TASK REQUIREMENTS: Write out all of the data exactly as it appears.

RECORD EXTRACTS:
++++++++++++++++++++
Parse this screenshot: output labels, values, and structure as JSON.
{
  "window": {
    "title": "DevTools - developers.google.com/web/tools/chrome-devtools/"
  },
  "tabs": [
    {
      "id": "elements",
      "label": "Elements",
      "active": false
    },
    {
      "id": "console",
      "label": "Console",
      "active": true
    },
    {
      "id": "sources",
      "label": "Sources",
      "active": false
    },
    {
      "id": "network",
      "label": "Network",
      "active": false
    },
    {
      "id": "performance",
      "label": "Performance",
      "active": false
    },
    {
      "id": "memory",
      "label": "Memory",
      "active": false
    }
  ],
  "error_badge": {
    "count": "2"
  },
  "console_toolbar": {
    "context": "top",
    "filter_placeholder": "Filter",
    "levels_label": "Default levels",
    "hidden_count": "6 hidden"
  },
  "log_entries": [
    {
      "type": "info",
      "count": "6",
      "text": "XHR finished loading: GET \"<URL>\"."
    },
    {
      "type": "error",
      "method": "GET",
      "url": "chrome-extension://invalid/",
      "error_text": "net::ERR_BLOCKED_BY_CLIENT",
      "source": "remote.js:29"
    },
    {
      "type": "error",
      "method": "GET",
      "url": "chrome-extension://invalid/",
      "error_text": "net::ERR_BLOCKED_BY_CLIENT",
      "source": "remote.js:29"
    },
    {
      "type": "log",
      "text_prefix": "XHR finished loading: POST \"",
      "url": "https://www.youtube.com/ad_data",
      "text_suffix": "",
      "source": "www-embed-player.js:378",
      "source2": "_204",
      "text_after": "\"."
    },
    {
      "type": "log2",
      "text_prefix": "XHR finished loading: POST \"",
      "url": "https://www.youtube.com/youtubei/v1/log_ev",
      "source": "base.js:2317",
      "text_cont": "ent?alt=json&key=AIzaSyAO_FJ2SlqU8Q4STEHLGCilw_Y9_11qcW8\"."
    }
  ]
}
++++++++++++++++++++
RESULT FOR THIS TASK:
Parse this screenshot: output labels, values, and structure as JSON.
{
  "window": {
    "title": "DevTools - developers.google.com/web/tools/chrome-devtools/"
  },
  "tabs": [
    {
      "id": "elements",
      "label": "Elements",
      "active": false
    },
    {
      "id": "console",
      "label": "Console",
      "active": true
    },
    {
      "id": "sources",
      "label": "Sources",
      "active": false
    },
    {
      "id": "network",
      "label": "Network",
      "active": false
    },
    {
      "id": "performance",
      "label": "Performance",
      "active": false
    },
    {
      "id": "memory",
      "label": "Memory",
      "active": false
    }
  ],
  "error_badge": {
    "count": "2"
  },
  "console_toolbar": {
    "context": "top",
    "filter_placeholder": "Filter",
    "levels_label": "Default levels",
    "hidden_count": "6 hidden"
  },
  "log_entries": [
    {
      "type": "info",
      "count": "6",
      "text": "XHR finished loading: GET \"<URL>\"."
    },
    {
      "type": "error",
      "method": "GET",
      "url": "chrome-extension://invalid/",
      "error_text": "net::ERR_BLOCKED_BY_CLIENT",
      "source": "remote.js:29"
    },
    {
      "type": "error",
      "method": "GET",
      "url": "chrome-extension://invalid/",
      "error_text": "net::ERR_BLOCKED_BY_CLIENT",
      "source": "remote.js:29"
    },
    {
      "type": "log",
      "text_prefix": "XHR finished loading: POST \"",
      "url": "https://www.youtube.com/ad_data",
      "text_suffix": "",
      "source": "www-embed-player.js:378",
      "source2": "_204",
      "text_after": "\"."
    },
    {
      "type": "log2",
      "text_prefix": "XHR finished loading: POST \"",
      "url": "https://www.youtube.com/youtubei/v1/log_ev",
      "source": "base.js:2317",
      "text_cont": "ent?alt=json&key=AIzaSyAO_FJ2SlqU8Q4STEHLGCilw_Y9_11qcW8\"."
    }
  ]
}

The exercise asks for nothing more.